**DATA**
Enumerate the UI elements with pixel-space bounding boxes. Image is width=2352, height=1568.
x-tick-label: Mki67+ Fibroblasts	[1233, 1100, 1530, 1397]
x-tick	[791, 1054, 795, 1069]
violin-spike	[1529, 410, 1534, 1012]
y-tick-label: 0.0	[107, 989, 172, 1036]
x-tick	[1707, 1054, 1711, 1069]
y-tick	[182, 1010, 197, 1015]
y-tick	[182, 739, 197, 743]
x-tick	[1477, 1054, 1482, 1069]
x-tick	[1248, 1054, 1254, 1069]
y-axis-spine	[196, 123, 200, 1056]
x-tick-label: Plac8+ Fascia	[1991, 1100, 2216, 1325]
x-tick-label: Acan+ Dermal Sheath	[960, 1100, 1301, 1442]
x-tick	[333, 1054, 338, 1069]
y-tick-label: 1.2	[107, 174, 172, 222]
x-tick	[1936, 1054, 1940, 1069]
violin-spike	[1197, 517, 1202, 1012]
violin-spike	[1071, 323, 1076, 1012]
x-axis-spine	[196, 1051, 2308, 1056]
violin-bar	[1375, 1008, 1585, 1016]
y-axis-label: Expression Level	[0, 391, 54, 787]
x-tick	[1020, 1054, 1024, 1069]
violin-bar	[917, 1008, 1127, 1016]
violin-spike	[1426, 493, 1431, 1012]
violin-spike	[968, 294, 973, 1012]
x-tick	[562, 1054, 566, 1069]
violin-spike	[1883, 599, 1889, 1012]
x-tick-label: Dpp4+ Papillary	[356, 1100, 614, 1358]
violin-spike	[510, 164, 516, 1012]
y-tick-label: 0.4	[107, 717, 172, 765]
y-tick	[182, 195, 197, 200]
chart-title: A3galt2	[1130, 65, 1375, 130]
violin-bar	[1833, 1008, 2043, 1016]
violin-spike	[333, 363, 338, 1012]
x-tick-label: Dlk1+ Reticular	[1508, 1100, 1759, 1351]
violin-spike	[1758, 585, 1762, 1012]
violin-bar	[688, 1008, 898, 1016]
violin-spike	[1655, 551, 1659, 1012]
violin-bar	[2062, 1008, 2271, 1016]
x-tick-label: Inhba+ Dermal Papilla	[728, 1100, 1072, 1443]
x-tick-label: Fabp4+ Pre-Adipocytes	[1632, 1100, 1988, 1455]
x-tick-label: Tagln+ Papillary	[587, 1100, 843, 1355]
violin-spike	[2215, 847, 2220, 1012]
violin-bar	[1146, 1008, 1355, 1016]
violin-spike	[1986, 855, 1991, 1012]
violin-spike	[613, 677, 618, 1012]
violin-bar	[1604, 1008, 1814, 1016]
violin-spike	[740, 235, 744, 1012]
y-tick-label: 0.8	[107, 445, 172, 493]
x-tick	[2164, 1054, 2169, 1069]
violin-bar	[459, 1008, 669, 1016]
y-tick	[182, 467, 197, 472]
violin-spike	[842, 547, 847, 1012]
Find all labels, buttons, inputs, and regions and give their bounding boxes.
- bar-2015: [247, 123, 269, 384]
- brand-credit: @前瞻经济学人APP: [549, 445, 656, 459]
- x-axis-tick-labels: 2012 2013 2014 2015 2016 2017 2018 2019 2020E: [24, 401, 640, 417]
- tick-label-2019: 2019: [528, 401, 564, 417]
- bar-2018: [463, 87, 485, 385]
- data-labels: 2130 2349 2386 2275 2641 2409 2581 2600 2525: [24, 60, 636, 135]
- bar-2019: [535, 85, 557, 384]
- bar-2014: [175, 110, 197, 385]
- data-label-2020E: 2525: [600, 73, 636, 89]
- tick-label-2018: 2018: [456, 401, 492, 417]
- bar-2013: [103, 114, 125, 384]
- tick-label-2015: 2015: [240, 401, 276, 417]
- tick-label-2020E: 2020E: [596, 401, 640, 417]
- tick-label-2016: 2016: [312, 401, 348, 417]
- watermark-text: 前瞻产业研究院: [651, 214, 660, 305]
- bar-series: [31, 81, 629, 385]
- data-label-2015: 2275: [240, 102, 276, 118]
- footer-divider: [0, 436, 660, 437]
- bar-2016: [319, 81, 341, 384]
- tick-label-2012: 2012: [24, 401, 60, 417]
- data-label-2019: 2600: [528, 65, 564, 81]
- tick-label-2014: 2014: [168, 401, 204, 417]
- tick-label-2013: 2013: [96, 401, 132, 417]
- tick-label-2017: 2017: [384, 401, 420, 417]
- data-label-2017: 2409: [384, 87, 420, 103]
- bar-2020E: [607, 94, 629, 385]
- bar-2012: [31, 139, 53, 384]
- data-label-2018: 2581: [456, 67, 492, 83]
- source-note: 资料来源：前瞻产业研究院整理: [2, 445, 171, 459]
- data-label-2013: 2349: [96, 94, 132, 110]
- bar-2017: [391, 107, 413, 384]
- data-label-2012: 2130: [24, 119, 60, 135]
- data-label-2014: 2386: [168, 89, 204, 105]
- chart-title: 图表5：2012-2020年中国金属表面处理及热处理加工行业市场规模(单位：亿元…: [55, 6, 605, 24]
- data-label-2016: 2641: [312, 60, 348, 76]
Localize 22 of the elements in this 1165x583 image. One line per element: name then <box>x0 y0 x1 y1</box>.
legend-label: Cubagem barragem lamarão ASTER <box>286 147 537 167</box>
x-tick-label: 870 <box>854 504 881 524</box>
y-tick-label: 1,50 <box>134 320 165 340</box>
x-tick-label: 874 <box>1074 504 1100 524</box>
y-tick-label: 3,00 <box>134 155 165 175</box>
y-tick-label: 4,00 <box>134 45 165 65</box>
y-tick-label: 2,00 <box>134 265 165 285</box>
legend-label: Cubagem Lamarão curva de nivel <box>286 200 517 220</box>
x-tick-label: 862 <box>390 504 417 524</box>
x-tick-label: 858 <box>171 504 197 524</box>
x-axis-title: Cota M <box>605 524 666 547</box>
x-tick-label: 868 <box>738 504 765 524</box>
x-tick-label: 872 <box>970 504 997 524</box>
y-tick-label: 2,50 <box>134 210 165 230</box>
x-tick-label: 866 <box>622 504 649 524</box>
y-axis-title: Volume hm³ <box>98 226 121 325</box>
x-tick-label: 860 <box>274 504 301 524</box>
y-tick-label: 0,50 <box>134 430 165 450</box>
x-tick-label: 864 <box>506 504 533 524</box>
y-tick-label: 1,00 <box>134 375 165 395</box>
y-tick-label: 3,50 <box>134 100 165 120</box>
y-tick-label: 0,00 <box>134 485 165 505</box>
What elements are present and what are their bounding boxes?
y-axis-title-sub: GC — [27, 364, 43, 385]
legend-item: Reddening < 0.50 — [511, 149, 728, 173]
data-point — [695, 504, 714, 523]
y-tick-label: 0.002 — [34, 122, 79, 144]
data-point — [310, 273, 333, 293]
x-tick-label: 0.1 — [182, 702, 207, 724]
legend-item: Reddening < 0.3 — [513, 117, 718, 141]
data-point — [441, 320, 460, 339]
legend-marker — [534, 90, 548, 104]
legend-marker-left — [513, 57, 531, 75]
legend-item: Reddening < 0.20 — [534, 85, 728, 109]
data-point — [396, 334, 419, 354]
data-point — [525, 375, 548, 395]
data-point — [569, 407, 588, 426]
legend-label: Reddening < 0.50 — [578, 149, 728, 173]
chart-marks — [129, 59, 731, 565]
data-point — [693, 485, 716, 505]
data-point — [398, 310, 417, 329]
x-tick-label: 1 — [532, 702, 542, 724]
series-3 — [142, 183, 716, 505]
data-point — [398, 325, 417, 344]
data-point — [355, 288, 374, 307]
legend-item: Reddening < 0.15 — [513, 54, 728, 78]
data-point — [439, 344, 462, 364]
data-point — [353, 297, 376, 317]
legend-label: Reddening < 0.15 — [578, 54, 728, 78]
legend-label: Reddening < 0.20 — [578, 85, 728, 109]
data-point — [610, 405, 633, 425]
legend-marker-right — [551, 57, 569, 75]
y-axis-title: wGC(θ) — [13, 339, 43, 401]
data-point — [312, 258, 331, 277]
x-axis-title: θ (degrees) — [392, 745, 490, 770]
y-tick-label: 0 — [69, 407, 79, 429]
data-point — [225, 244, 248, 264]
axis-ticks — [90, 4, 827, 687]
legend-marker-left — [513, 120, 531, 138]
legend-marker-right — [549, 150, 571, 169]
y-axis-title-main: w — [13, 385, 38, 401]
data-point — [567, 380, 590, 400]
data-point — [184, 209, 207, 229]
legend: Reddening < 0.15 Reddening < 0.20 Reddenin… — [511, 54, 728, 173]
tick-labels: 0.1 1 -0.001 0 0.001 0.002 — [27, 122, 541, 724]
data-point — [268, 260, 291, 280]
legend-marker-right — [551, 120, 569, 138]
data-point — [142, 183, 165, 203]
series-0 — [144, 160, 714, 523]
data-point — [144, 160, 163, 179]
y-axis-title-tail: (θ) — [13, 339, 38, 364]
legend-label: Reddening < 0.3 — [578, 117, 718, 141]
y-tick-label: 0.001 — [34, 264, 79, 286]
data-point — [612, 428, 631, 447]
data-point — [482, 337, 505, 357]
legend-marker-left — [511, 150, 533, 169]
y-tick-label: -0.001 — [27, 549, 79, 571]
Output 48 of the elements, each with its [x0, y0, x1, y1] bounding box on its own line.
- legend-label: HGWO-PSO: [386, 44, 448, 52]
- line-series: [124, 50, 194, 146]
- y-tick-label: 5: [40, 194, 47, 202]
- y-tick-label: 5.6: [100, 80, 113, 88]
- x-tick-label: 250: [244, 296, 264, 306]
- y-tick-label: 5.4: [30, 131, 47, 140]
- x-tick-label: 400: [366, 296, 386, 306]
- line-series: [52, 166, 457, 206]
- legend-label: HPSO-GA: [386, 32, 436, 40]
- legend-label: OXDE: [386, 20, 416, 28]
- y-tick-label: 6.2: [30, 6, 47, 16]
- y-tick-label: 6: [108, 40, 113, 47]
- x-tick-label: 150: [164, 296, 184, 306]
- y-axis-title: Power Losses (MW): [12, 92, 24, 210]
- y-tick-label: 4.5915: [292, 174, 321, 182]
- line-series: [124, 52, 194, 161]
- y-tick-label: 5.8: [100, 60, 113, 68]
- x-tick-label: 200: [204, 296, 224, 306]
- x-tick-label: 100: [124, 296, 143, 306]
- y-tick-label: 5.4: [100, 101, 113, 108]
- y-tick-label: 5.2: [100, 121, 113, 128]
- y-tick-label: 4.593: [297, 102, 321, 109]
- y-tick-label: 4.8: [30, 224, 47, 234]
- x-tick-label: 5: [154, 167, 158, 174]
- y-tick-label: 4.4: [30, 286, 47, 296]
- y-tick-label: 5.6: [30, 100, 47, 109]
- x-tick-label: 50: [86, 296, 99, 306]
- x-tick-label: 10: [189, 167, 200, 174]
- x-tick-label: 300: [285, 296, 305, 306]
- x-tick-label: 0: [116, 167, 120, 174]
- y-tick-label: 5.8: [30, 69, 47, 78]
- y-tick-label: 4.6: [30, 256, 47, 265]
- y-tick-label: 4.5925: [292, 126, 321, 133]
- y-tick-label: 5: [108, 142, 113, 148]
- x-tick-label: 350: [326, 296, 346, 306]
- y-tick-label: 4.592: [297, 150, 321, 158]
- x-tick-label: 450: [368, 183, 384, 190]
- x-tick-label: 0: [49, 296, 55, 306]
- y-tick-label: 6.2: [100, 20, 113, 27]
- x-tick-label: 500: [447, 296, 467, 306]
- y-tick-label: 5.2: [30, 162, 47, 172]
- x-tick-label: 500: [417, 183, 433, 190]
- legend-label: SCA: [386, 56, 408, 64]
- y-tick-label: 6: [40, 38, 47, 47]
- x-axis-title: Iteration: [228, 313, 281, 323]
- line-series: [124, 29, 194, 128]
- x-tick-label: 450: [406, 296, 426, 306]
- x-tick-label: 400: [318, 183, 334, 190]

**EXERCISE OBJECTIVE**
Reproduce the data from its start through the line containing "1008, 1355, 1016]", swapping "Expression Level" for "Mean Expression" and leaving everything else unchanged.

**WRITTEN RESPONSE**
Enumerate the UI elements with pixel-space bounding boxes. Image is width=2352, height=1568.
x-tick-label: Mki67+ Fibroblasts	[1233, 1100, 1530, 1397]
x-tick	[791, 1054, 795, 1069]
violin-spike	[1529, 410, 1534, 1012]
y-tick-label: 0.0	[107, 989, 172, 1036]
x-tick	[1707, 1054, 1711, 1069]
y-tick	[182, 1010, 197, 1015]
y-tick	[182, 739, 197, 743]
x-tick	[1477, 1054, 1482, 1069]
x-tick	[1248, 1054, 1254, 1069]
y-axis-spine	[196, 123, 200, 1056]
x-tick-label: Plac8+ Fascia	[1991, 1100, 2216, 1325]
x-tick-label: Acan+ Dermal Sheath	[960, 1100, 1301, 1442]
x-tick	[333, 1054, 338, 1069]
y-tick-label: 1.2	[107, 174, 172, 222]
x-tick	[1936, 1054, 1940, 1069]
violin-spike	[1197, 517, 1202, 1012]
violin-spike	[1071, 323, 1076, 1012]
x-axis-spine	[196, 1051, 2308, 1056]
violin-bar	[1375, 1008, 1585, 1016]
y-axis-label: Mean Expression	[0, 391, 54, 787]
x-tick	[1020, 1054, 1024, 1069]
violin-bar	[917, 1008, 1127, 1016]
violin-spike	[1426, 493, 1431, 1012]
violin-spike	[968, 294, 973, 1012]
x-tick	[562, 1054, 566, 1069]
violin-spike	[1883, 599, 1889, 1012]
x-tick-label: Dpp4+ Papillary	[356, 1100, 614, 1358]
violin-spike	[510, 164, 516, 1012]
y-tick-label: 0.4	[107, 717, 172, 765]
y-tick	[182, 195, 197, 200]
chart-title: A3galt2	[1130, 65, 1375, 130]
violin-bar	[1833, 1008, 2043, 1016]
violin-spike	[333, 363, 338, 1012]
x-tick-label: Dlk1+ Reticular	[1508, 1100, 1759, 1351]
violin-spike	[1758, 585, 1762, 1012]
violin-bar	[688, 1008, 898, 1016]
violin-spike	[1655, 551, 1659, 1012]
violin-bar	[2062, 1008, 2271, 1016]
x-tick-label: Inhba+ Dermal Papilla	[728, 1100, 1072, 1443]
x-tick-label: Fabp4+ Pre-Adipocytes	[1632, 1100, 1988, 1455]
x-tick-label: Tagln+ Papillary	[587, 1100, 843, 1355]
violin-spike	[2215, 847, 2220, 1012]
violin-bar	[1146, 1008, 1355, 1016]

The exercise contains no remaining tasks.